▶ WORK REQUIRED: Switch "screenshot" to "screen capture" in the records, starting with the first line and going on through the line with "tab-vimeo[interactable]: Vimeo —". Give back only those lines, with everything else left as it is.

A run of records
___

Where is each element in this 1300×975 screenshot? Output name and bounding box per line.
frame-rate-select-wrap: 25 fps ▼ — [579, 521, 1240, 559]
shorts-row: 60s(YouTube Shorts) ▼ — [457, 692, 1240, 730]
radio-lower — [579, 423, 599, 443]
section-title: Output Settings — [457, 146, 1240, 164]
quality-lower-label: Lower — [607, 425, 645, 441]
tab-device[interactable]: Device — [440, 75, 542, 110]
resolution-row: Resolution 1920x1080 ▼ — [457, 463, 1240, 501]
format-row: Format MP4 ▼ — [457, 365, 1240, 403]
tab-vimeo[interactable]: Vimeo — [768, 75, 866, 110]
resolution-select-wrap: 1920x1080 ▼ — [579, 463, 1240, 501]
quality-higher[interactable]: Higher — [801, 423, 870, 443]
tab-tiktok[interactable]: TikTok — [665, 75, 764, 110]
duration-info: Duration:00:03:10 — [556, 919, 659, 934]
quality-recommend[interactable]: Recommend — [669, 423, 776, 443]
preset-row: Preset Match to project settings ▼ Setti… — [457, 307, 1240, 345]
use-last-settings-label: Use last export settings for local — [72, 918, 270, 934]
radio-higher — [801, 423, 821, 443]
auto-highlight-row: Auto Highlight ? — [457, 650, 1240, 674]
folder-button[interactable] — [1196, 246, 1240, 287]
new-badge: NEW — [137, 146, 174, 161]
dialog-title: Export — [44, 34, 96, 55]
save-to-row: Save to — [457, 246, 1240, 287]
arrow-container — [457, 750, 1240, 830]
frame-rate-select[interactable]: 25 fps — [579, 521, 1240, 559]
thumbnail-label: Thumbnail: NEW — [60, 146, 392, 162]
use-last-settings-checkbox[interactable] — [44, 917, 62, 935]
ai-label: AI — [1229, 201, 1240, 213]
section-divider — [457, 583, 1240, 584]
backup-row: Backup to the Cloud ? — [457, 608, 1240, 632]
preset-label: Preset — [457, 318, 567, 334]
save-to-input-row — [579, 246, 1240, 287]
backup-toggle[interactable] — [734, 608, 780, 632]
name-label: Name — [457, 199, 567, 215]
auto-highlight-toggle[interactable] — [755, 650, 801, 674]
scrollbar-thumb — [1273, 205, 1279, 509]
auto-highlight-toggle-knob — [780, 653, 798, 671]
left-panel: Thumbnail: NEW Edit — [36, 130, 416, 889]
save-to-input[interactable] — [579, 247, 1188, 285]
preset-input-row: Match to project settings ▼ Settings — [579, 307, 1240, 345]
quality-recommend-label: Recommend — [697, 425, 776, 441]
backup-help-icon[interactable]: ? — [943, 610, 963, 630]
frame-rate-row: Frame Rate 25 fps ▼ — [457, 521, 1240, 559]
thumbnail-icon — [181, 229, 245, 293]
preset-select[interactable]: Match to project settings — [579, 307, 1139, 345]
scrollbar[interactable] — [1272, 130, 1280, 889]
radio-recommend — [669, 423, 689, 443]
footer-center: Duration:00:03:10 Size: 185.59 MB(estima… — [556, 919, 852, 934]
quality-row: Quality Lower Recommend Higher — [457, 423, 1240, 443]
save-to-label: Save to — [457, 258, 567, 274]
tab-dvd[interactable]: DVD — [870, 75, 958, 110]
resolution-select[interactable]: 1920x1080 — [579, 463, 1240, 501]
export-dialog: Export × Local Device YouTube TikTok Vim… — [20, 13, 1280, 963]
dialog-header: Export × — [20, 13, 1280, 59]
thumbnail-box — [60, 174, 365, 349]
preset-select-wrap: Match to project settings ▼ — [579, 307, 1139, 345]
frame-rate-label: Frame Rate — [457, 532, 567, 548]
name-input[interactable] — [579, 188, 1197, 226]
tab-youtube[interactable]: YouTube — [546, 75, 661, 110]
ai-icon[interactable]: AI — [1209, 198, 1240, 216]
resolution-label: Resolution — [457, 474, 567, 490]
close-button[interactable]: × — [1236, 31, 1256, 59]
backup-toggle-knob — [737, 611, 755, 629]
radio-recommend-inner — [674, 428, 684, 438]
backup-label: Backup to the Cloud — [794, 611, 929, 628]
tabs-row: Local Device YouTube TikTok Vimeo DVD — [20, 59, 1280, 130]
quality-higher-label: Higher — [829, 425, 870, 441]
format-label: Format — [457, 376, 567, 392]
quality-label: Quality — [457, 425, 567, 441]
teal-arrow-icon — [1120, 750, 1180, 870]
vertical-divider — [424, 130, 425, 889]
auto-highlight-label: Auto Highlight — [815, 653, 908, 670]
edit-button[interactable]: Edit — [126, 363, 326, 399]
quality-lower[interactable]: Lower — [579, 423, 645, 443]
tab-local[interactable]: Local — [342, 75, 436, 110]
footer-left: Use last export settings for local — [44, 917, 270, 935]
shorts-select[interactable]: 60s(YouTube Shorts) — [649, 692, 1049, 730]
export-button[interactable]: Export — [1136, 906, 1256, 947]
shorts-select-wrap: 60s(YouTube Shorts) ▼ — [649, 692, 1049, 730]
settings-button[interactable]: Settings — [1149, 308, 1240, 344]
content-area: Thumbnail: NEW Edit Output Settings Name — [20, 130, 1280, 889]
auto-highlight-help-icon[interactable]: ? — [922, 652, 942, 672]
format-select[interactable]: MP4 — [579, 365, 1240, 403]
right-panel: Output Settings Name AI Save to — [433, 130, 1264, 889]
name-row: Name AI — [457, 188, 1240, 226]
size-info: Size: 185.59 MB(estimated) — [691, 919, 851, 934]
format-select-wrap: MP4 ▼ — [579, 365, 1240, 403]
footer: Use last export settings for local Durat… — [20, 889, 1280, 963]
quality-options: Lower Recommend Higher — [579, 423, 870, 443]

___

▶ ANSWER TO THIS PROBLEM:
Where is each element in this 1300×975 screen capture? Output name and bounding box per line.
frame-rate-select-wrap: 25 fps ▼ — [579, 521, 1240, 559]
shorts-row: 60s(YouTube Shorts) ▼ — [457, 692, 1240, 730]
radio-lower — [579, 423, 599, 443]
section-title: Output Settings — [457, 146, 1240, 164]
quality-lower-label: Lower — [607, 425, 645, 441]
tab-device[interactable]: Device — [440, 75, 542, 110]
resolution-row: Resolution 1920x1080 ▼ — [457, 463, 1240, 501]
format-row: Format MP4 ▼ — [457, 365, 1240, 403]
tab-vimeo[interactable]: Vimeo — [768, 75, 866, 110]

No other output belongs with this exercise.